→ **Exercise**
Make an exact copy of each entry, leaving out every picture.

→ **Dataset excerpts**
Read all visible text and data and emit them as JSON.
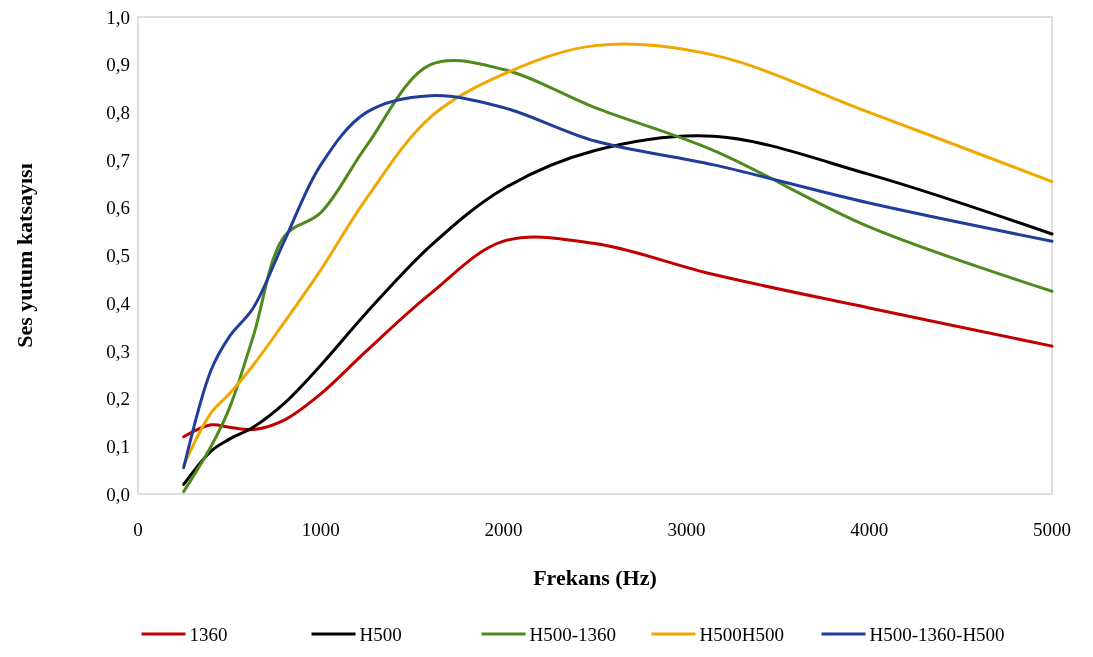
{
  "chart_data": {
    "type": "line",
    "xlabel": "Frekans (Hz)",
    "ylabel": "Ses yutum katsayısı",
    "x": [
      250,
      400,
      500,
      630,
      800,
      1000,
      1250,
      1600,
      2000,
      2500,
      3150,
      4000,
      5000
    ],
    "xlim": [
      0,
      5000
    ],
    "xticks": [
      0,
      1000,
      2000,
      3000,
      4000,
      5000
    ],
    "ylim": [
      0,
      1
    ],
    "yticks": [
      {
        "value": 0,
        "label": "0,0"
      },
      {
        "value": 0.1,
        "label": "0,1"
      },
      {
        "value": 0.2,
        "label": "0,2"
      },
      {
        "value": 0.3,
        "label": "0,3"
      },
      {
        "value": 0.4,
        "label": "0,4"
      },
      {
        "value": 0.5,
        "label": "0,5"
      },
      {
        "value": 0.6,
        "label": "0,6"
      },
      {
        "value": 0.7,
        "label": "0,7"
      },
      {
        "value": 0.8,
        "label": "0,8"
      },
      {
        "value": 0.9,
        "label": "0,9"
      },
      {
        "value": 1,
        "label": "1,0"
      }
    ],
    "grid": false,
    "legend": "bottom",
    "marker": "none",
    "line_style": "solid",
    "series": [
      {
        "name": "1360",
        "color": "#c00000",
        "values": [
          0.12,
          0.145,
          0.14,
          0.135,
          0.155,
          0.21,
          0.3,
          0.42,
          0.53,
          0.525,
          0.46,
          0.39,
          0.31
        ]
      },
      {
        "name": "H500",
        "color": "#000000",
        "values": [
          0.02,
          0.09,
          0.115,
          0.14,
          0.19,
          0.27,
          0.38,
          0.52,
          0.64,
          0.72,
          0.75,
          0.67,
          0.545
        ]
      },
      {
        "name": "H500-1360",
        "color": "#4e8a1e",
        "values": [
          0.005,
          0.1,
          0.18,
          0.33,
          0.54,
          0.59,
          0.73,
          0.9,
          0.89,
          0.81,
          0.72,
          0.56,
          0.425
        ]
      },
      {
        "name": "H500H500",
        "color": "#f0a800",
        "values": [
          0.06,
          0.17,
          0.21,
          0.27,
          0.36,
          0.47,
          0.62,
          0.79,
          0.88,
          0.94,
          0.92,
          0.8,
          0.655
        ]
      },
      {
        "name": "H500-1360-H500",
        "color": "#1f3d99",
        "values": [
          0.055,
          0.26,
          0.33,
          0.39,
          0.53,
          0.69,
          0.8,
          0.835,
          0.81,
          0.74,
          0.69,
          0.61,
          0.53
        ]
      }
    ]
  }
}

→ **Written response**
Read all visible text and data and emit them as JSON.
{
  "chart_data": {
    "type": "line",
    "xlabel": "Frekans (Hz)",
    "ylabel": "Ses yutum katsayısı",
    "x": [
      250,
      400,
      500,
      630,
      800,
      1000,
      1250,
      1600,
      2000,
      2500,
      3150,
      4000,
      5000
    ],
    "xlim": [
      0,
      5000
    ],
    "xticks": [
      0,
      1000,
      2000,
      3000,
      4000,
      5000
    ],
    "ylim": [
      0,
      1
    ],
    "yticks": [
      {
        "value": 0,
        "label": "0,0"
      },
      {
        "value": 0.1,
        "label": "0,1"
      },
      {
        "value": 0.2,
        "label": "0,2"
      },
      {
        "value": 0.3,
        "label": "0,3"
      },
      {
        "value": 0.4,
        "label": "0,4"
      },
      {
        "value": 0.5,
        "label": "0,5"
      },
      {
        "value": 0.6,
        "label": "0,6"
      },
      {
        "value": 0.7,
        "label": "0,7"
      },
      {
        "value": 0.8,
        "label": "0,8"
      },
      {
        "value": 0.9,
        "label": "0,9"
      },
      {
        "value": 1,
        "label": "1,0"
      }
    ],
    "grid": false,
    "legend": "bottom",
    "marker": "none",
    "line_style": "solid",
    "series": [
      {
        "name": "1360",
        "color": "#c00000",
        "values": [
          0.12,
          0.145,
          0.14,
          0.135,
          0.155,
          0.21,
          0.3,
          0.42,
          0.53,
          0.525,
          0.46,
          0.39,
          0.31
        ]
      },
      {
        "name": "H500",
        "color": "#000000",
        "values": [
          0.02,
          0.09,
          0.115,
          0.14,
          0.19,
          0.27,
          0.38,
          0.52,
          0.64,
          0.72,
          0.75,
          0.67,
          0.545
        ]
      },
      {
        "name": "H500-1360",
        "color": "#4e8a1e",
        "values": [
          0.005,
          0.1,
          0.18,
          0.33,
          0.54,
          0.59,
          0.73,
          0.9,
          0.89,
          0.81,
          0.72,
          0.56,
          0.425
        ]
      },
      {
        "name": "H500H500",
        "color": "#f0a800",
        "values": [
          0.06,
          0.17,
          0.21,
          0.27,
          0.36,
          0.47,
          0.62,
          0.79,
          0.88,
          0.94,
          0.92,
          0.8,
          0.655
        ]
      },
      {
        "name": "H500-1360-H500",
        "color": "#1f3d99",
        "values": [
          0.055,
          0.26,
          0.33,
          0.39,
          0.53,
          0.69,
          0.8,
          0.835,
          0.81,
          0.74,
          0.69,
          0.61,
          0.53
        ]
      }
    ]
  }
}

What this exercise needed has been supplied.